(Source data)
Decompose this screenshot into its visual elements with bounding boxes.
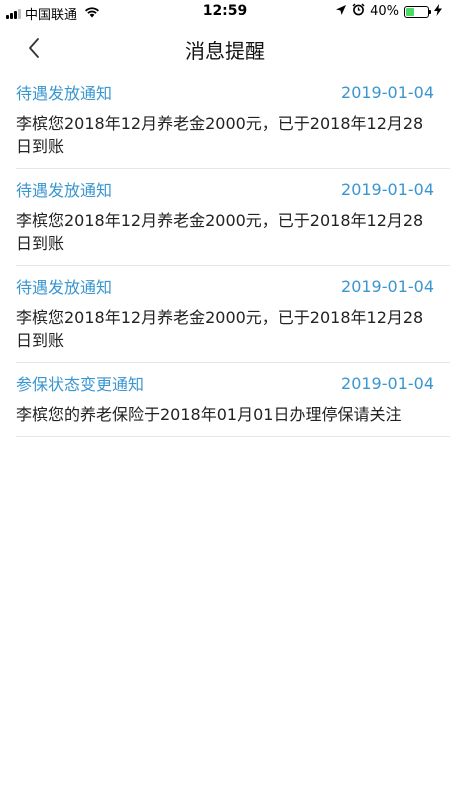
alarm-icon (352, 3, 365, 20)
battery-icon (404, 5, 431, 18)
message-date: 2019-01-04 (341, 179, 434, 199)
location-icon (335, 4, 347, 20)
message-date: 2019-01-04 (341, 373, 434, 393)
message-date: 2019-01-04 (341, 82, 434, 102)
message-title: 待遇发放通知 (16, 278, 113, 297)
message-body: 李槟您2018年12月养老金2000元，已于2018年12月28日到账 (16, 308, 424, 350)
message-title: 待遇发放通知 (16, 181, 113, 200)
message-title: 参保状态变更通知 (16, 375, 145, 394)
charging-icon (434, 3, 442, 20)
page-title: 消息提醒 (185, 39, 265, 63)
message-item[interactable]: 待遇发放通知 2019-01-04 李槟您2018年12月养老金2000元，已于… (16, 169, 450, 266)
message-body: 李槟您2018年12月养老金2000元，已于2018年12月28日到账 (16, 211, 424, 253)
message-item[interactable]: 待遇发放通知 2019-01-04 李槟您2018年12月养老金2000元，已于… (16, 266, 450, 363)
message-list: 待遇发放通知 2019-01-04 李槟您2018年12月养老金2000元，已于… (16, 72, 450, 437)
nav-bar: 消息提醒 (0, 24, 450, 72)
message-body: 李槟您2018年12月养老金2000元，已于2018年12月28日到账 (16, 114, 424, 156)
message-item[interactable]: 待遇发放通知 2019-01-04 李槟您2018年12月养老金2000元，已于… (16, 72, 450, 169)
battery-percent: 40% (370, 4, 399, 19)
message-title: 待遇发放通知 (16, 84, 113, 103)
message-item[interactable]: 参保状态变更通知 2019-01-04 李槟您的养老保险于2018年01月01日… (16, 363, 450, 437)
message-body: 李槟您的养老保险于2018年01月01日办理停保请关注 (16, 405, 402, 424)
message-date: 2019-01-04 (341, 276, 434, 296)
status-bar: 中国联通 12:59 40% (0, 0, 450, 24)
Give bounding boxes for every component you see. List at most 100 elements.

### [WRITTEN INSTRUCTION]
Copy every line of the source data above word for word, leaving out the picture.

### [CORRECT OUTPUT]
Decompose this screenshot into its visual elements with bounding boxes.
alarm-icon (352, 3, 365, 20)
battery-icon (404, 5, 431, 18)
message-date: 2019-01-04 (341, 179, 434, 199)
location-icon (335, 4, 347, 20)
message-date: 2019-01-04 (341, 373, 434, 393)
message-date: 2019-01-04 (341, 82, 434, 102)
message-title: 待遇发放通知 (16, 278, 113, 297)
message-body: 李槟您2018年12月养老金2000元，已于2018年12月28日到账 (16, 308, 424, 350)
message-title: 待遇发放通知 (16, 181, 113, 200)
message-title: 参保状态变更通知 (16, 375, 145, 394)
charging-icon (434, 3, 442, 20)
page-title: 消息提醒 (185, 39, 265, 63)
message-item[interactable]: 待遇发放通知 2019-01-04 李槟您2018年12月养老金2000元，已于… (16, 169, 450, 266)
message-body: 李槟您2018年12月养老金2000元，已于2018年12月28日到账 (16, 211, 424, 253)
message-item[interactable]: 待遇发放通知 2019-01-04 李槟您2018年12月养老金2000元，已于… (16, 266, 450, 363)
message-list: 待遇发放通知 2019-01-04 李槟您2018年12月养老金2000元，已于… (16, 72, 450, 437)
nav-bar: 消息提醒 (0, 24, 450, 72)
message-body: 李槟您2018年12月养老金2000元，已于2018年12月28日到账 (16, 114, 424, 156)
message-item[interactable]: 待遇发放通知 2019-01-04 李槟您2018年12月养老金2000元，已于… (16, 72, 450, 169)
battery-percent: 40% (370, 4, 399, 19)
message-title: 待遇发放通知 (16, 84, 113, 103)
message-item[interactable]: 参保状态变更通知 2019-01-04 李槟您的养老保险于2018年01月01日… (16, 363, 450, 437)
message-body: 李槟您的养老保险于2018年01月01日办理停保请关注 (16, 405, 402, 424)
message-date: 2019-01-04 (341, 276, 434, 296)
status-bar: 中国联通 12:59 40% (0, 0, 450, 24)
Give bounding boxes for every component you see. List at most 100 elements.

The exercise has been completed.